• RECORDS SHOWN:
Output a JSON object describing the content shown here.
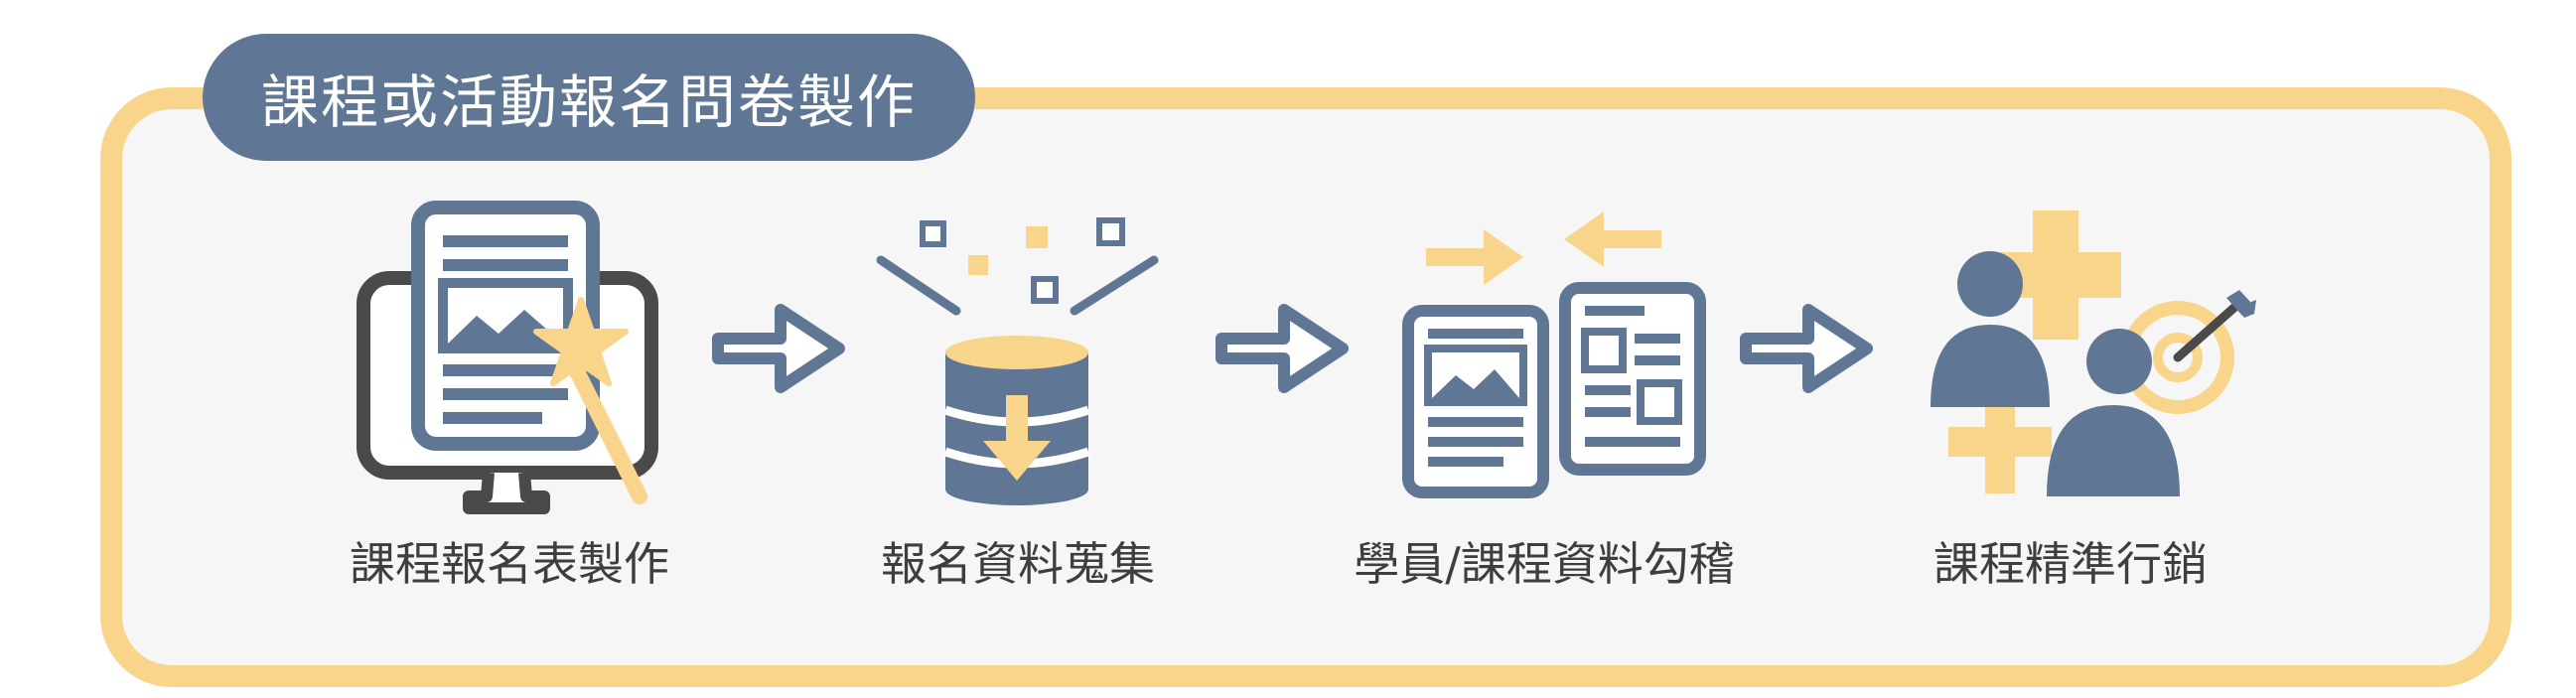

...

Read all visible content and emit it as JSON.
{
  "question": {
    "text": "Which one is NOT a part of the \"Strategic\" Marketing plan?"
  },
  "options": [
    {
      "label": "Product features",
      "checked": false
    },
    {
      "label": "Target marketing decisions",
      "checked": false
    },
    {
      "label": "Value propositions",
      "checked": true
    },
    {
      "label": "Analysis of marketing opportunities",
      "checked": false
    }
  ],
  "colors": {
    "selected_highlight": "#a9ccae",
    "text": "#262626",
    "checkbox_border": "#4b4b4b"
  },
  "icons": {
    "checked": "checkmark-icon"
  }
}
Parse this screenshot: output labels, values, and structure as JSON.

--

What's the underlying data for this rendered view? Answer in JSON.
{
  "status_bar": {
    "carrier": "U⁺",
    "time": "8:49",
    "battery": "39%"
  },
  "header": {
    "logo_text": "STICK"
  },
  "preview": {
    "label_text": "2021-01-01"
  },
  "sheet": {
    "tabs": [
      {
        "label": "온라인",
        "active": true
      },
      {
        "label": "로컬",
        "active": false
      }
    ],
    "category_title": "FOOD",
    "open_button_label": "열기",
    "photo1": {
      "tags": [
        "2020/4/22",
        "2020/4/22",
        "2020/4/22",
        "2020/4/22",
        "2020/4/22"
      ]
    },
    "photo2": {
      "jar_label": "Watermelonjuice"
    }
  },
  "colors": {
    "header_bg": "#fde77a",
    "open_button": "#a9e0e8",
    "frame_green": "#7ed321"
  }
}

• TO BE DONE: Go through the material above and output exactly the lines from the one containing "Read all visible content and emit it as JSON." through the one containing "Parse this screenshot: output".

• EXERCISE SOLUTION:
Read all visible content and emit it as JSON.
{
  "question": {
    "text": "Which one is NOT a part of the \"Strategic\" Marketing plan?"
  },
  "options": [
    {
      "label": "Product features",
      "checked": false
    },
    {
      "label": "Target marketing decisions",
      "checked": false
    },
    {
      "label": "Value propositions",
      "checked": true
    },
    {
      "label": "Analysis of marketing opportunities",
      "checked": false
    }
  ],
  "colors": {
    "selected_highlight": "#a9ccae",
    "text": "#262626",
    "checkbox_border": "#4b4b4b"
  },
  "icons": {
    "checked": "checkmark-icon"
  }
}
Parse this screenshot: output labels, values, and structure as JSON.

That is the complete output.